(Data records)
·····
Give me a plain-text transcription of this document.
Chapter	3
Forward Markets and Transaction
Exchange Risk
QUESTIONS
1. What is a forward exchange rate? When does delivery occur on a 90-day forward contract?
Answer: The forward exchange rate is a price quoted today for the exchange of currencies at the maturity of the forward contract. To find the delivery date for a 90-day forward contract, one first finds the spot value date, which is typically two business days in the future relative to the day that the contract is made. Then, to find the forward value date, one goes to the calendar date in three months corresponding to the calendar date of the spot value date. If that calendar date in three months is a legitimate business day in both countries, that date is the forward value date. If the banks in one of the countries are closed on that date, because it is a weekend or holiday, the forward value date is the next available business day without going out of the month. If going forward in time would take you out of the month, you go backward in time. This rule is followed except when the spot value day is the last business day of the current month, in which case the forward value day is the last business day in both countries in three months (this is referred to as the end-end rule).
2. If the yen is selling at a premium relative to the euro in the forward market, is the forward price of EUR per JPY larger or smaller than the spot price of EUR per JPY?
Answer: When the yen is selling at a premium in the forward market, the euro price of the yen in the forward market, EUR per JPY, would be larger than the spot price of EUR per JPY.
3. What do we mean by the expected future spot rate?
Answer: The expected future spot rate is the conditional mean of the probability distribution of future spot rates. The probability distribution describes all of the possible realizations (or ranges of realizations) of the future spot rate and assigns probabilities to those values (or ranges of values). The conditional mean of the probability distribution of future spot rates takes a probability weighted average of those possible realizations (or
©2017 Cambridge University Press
·····
• _WHAT IS ASKED_:
Give the data again, exactly as it stands.

• _ANSWER TO THIS EXERCISE_:
Give me a plain-text transcription of this document.
Chapter	3
Forward Markets and Transaction
Exchange Risk
QUESTIONS
1. What is a forward exchange rate? When does delivery occur on a 90-day forward contract?
Answer: The forward exchange rate is a price quoted today for the exchange of currencies at the maturity of the forward contract. To find the delivery date for a 90-day forward contract, one first finds the spot value date, which is typically two business days in the future relative to the day that the contract is made. Then, to find the forward value date, one goes to the calendar date in three months corresponding to the calendar date of the spot value date. If that calendar date in three months is a legitimate business day in both countries, that date is the forward value date. If the banks in one of the countries are closed on that date, because it is a weekend or holiday, the forward value date is the next available business day without going out of the month. If going forward in time would take you out of the month, you go backward in time. This rule is followed except when the spot value day is the last business day of the current month, in which case the forward value day is the last business day in both countries in three months (this is referred to as the end-end rule).
2. If the yen is selling at a premium relative to the euro in the forward market, is the forward price of EUR per JPY larger or smaller than the spot price of EUR per JPY?
Answer: When the yen is selling at a premium in the forward market, the euro price of the yen in the forward market, EUR per JPY, would be larger than the spot price of EUR per JPY.
3. What do we mean by the expected future spot rate?
Answer: The expected future spot rate is the conditional mean of the probability distribution of future spot rates. The probability distribution describes all of the possible realizations (or ranges of realizations) of the future spot rate and assigns probabilities to those values (or ranges of values). The conditional mean of the probability distribution of future spot rates takes a probability weighted average of those possible realizations (or
©2017 Cambridge University Press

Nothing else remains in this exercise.